PROBLEM >> All entries below need to be written out exactly, but without their pictures.

*****

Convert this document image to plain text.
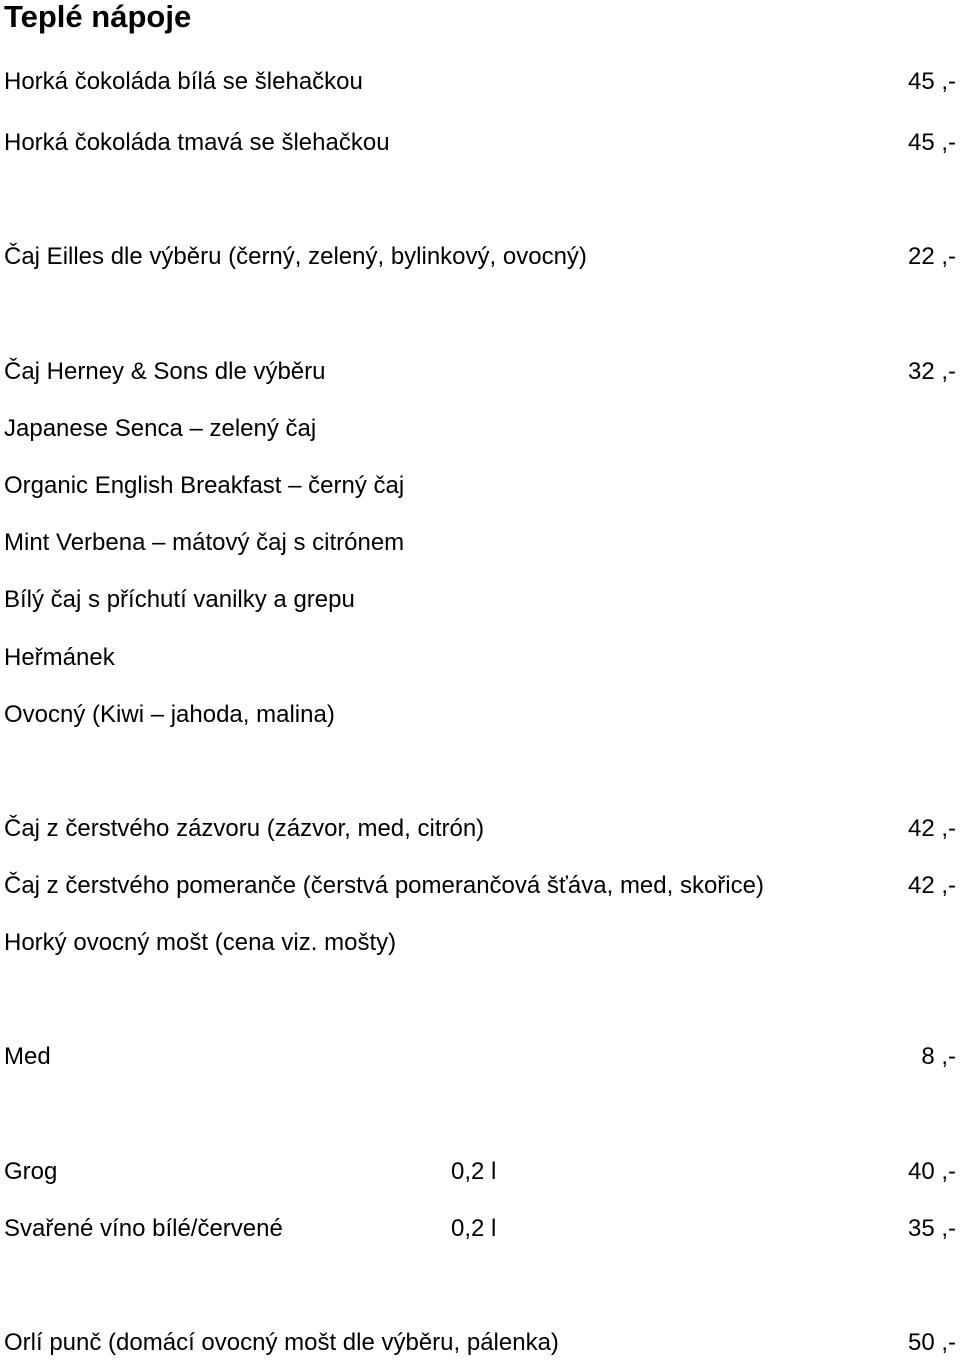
Teplé nápoje
Horká čokoláda bílá se šlehačkou	45 ,-
Horká čokoláda tmavá se šlehačkou	45 ,-
Čaj Eilles dle výběru (černý, zelený, bylinkový, ovocný)	22 ,-
Čaj Herney & Sons dle výběru	32 ,-
Japanese Senca – zelený čaj
Organic English Breakfast – černý čaj
Mint Verbena – mátový čaj s citrónem
Bílý čaj s příchutí vanilky a grepu
Heřmánek
Ovocný (Kiwi – jahoda, malina)
Čaj z čerstvého zázvoru (zázvor, med, citrón)	42 ,-
Čaj z čerstvého pomeranče (čerstvá pomerančová šťáva, med, skořice)	42 ,-
Horký ovocný mošt (cena viz. mošty)
Med	8 ,-
Grog	0,2 l	40 ,-
Svařené víno bílé/červené	0,2 l	35 ,-
Orlí punč (domácí ovocný mošt dle výběru, pálenka)	50 ,-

*****

RESULT OF THE EXERCISE >>
Convert this document image to plain text.
Teplé nápoje
Horká čokoláda bílá se šlehačkou	45 ,-
Horká čokoláda tmavá se šlehačkou	45 ,-
Čaj Eilles dle výběru (černý, zelený, bylinkový, ovocný)	22 ,-
Čaj Herney & Sons dle výběru	32 ,-
Japanese Senca – zelený čaj
Organic English Breakfast – černý čaj
Mint Verbena – mátový čaj s citrónem
Bílý čaj s příchutí vanilky a grepu
Heřmánek
Ovocný (Kiwi – jahoda, malina)
Čaj z čerstvého zázvoru (zázvor, med, citrón)	42 ,-
Čaj z čerstvého pomeranče (čerstvá pomerančová šťáva, med, skořice)	42 ,-
Horký ovocný mošt (cena viz. mošty)
Med	8 ,-
Grog	0,2 l	40 ,-
Svařené víno bílé/červené	0,2 l	35 ,-
Orlí punč (domácí ovocný mošt dle výběru, pálenka)	50 ,-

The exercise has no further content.